Description of the task: Each record below should be repeated precisely as written.

Records to use:
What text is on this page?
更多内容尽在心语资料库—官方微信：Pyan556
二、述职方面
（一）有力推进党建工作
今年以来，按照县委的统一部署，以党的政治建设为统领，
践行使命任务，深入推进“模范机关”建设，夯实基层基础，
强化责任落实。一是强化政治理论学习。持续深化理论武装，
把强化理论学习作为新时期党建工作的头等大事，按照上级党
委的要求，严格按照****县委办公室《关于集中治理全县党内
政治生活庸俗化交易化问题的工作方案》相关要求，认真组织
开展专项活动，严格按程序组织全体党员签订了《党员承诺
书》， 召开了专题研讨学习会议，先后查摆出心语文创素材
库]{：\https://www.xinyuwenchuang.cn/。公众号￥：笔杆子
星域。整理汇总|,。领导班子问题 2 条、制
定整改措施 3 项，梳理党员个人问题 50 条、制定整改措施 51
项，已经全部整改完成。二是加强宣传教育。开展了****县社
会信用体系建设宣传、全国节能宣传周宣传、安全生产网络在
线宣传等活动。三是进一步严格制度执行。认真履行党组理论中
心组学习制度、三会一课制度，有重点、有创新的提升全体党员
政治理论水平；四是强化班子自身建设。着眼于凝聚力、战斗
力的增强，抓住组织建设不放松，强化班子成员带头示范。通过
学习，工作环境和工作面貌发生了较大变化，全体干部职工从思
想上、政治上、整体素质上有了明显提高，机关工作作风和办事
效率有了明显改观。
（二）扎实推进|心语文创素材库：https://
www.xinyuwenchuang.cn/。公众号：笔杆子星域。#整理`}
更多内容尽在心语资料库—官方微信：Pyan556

Exercise output:
What text is on this page?
更多内容尽在心语资料库—官方微信：Pyan556
二、述职方面
（一）有力推进党建工作
今年以来，按照县委的统一部署，以党的政治建设为统领，
践行使命任务，深入推进“模范机关”建设，夯实基层基础，
强化责任落实。一是强化政治理论学习。持续深化理论武装，
把强化理论学习作为新时期党建工作的头等大事，按照上级党
委的要求，严格按照****县委办公室《关于集中治理全县党内
政治生活庸俗化交易化问题的工作方案》相关要求，认真组织
开展专项活动，严格按程序组织全体党员签订了《党员承诺
书》， 召开了专题研讨学习会议，先后查摆出心语文创素材
库]{：\https://www.xinyuwenchuang.cn/。公众号￥：笔杆子
星域。整理汇总|,。领导班子问题 2 条、制
定整改措施 3 项，梳理党员个人问题 50 条、制定整改措施 51
项，已经全部整改完成。二是加强宣传教育。开展了****县社
会信用体系建设宣传、全国节能宣传周宣传、安全生产网络在
线宣传等活动。三是进一步严格制度执行。认真履行党组理论中
心组学习制度、三会一课制度，有重点、有创新的提升全体党员
政治理论水平；四是强化班子自身建设。着眼于凝聚力、战斗
力的增强，抓住组织建设不放松，强化班子成员带头示范。通过
学习，工作环境和工作面貌发生了较大变化，全体干部职工从思
想上、政治上、整体素质上有了明显提高，机关工作作风和办事
效率有了明显改观。
（二）扎实推进|心语文创素材库：https://
www.xinyuwenchuang.cn/。公众号：笔杆子星域。#整理`}
更多内容尽在心语资料库—官方微信：Pyan556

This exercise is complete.